DATA PROVIDED:
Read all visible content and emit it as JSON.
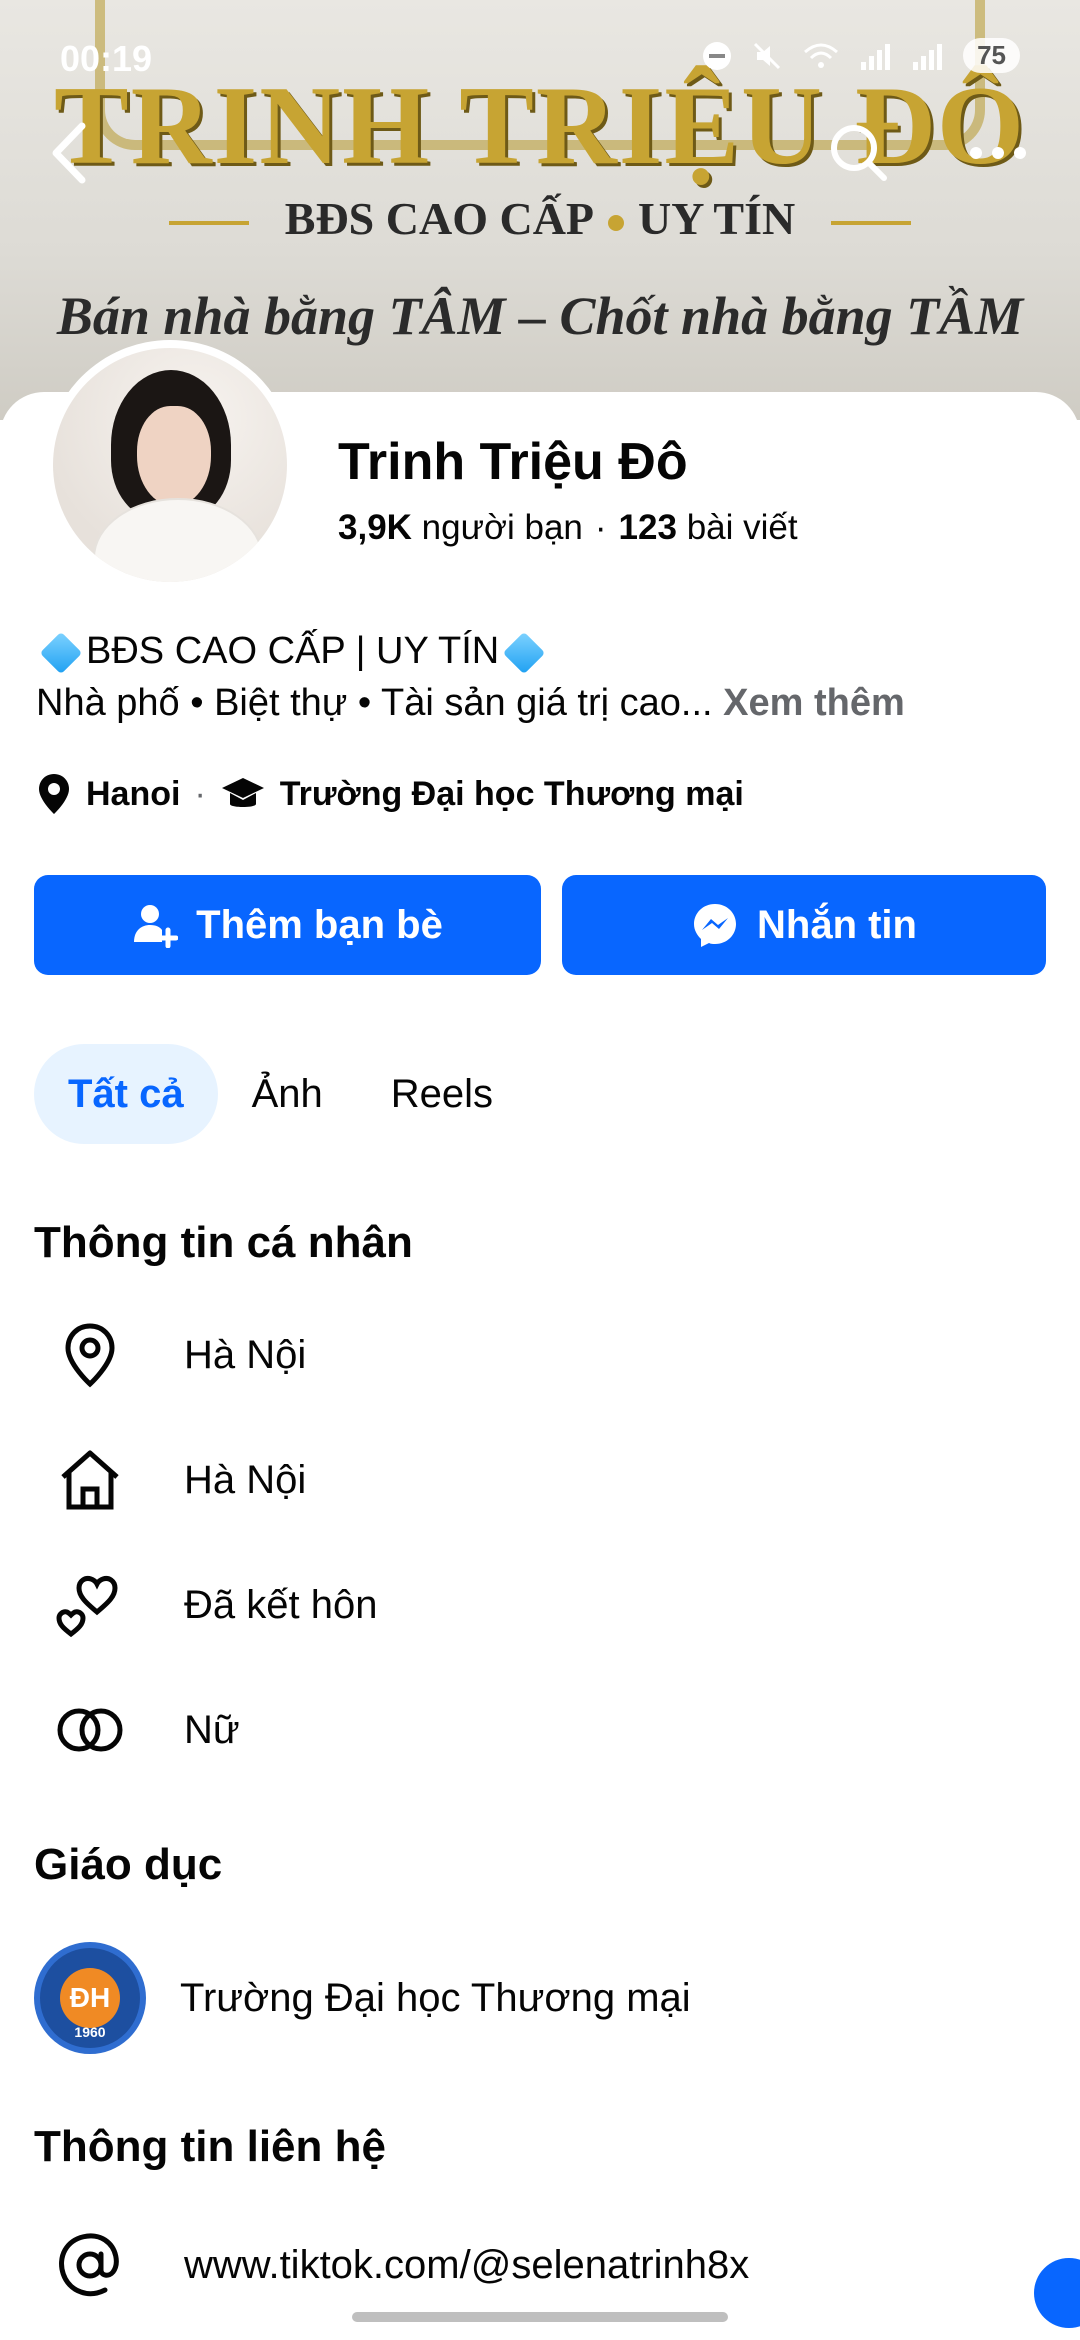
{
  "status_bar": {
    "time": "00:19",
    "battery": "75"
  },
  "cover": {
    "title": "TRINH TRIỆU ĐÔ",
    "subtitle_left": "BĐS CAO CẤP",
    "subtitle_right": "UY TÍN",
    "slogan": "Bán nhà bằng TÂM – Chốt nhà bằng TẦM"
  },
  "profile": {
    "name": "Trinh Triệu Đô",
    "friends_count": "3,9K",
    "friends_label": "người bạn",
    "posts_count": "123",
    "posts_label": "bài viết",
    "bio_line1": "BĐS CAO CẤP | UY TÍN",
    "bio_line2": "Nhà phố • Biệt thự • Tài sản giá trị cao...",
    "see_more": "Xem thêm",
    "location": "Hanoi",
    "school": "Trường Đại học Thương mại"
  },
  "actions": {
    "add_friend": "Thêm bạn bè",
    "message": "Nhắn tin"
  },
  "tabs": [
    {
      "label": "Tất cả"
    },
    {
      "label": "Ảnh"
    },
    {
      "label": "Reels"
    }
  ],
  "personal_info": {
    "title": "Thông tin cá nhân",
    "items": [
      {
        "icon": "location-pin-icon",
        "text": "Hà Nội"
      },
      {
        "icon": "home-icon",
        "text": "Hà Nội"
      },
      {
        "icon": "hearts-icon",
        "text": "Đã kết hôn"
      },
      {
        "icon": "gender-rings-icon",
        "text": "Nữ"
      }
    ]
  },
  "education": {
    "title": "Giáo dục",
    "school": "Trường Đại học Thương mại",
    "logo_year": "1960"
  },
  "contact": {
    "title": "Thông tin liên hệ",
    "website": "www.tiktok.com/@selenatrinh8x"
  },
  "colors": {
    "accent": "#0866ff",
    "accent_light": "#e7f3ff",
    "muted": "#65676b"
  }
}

DIRECTIONS:
Every line should be retyped exactly, with the pictures omitted.

RESPONSE TO THIS EXERCISE:
Read all visible content and emit it as JSON.
{
  "status_bar": {
    "time": "00:19",
    "battery": "75"
  },
  "cover": {
    "title": "TRINH TRIỆU ĐÔ",
    "subtitle_left": "BĐS CAO CẤP",
    "subtitle_right": "UY TÍN",
    "slogan": "Bán nhà bằng TÂM – Chốt nhà bằng TẦM"
  },
  "profile": {
    "name": "Trinh Triệu Đô",
    "friends_count": "3,9K",
    "friends_label": "người bạn",
    "posts_count": "123",
    "posts_label": "bài viết",
    "bio_line1": "BĐS CAO CẤP | UY TÍN",
    "bio_line2": "Nhà phố • Biệt thự • Tài sản giá trị cao...",
    "see_more": "Xem thêm",
    "location": "Hanoi",
    "school": "Trường Đại học Thương mại"
  },
  "actions": {
    "add_friend": "Thêm bạn bè",
    "message": "Nhắn tin"
  },
  "tabs": [
    {
      "label": "Tất cả"
    },
    {
      "label": "Ảnh"
    },
    {
      "label": "Reels"
    }
  ],
  "personal_info": {
    "title": "Thông tin cá nhân",
    "items": [
      {
        "icon": "location-pin-icon",
        "text": "Hà Nội"
      },
      {
        "icon": "home-icon",
        "text": "Hà Nội"
      },
      {
        "icon": "hearts-icon",
        "text": "Đã kết hôn"
      },
      {
        "icon": "gender-rings-icon",
        "text": "Nữ"
      }
    ]
  },
  "education": {
    "title": "Giáo dục",
    "school": "Trường Đại học Thương mại",
    "logo_year": "1960"
  },
  "contact": {
    "title": "Thông tin liên hệ",
    "website": "www.tiktok.com/@selenatrinh8x"
  },
  "colors": {
    "accent": "#0866ff",
    "accent_light": "#e7f3ff",
    "muted": "#65676b"
  }
}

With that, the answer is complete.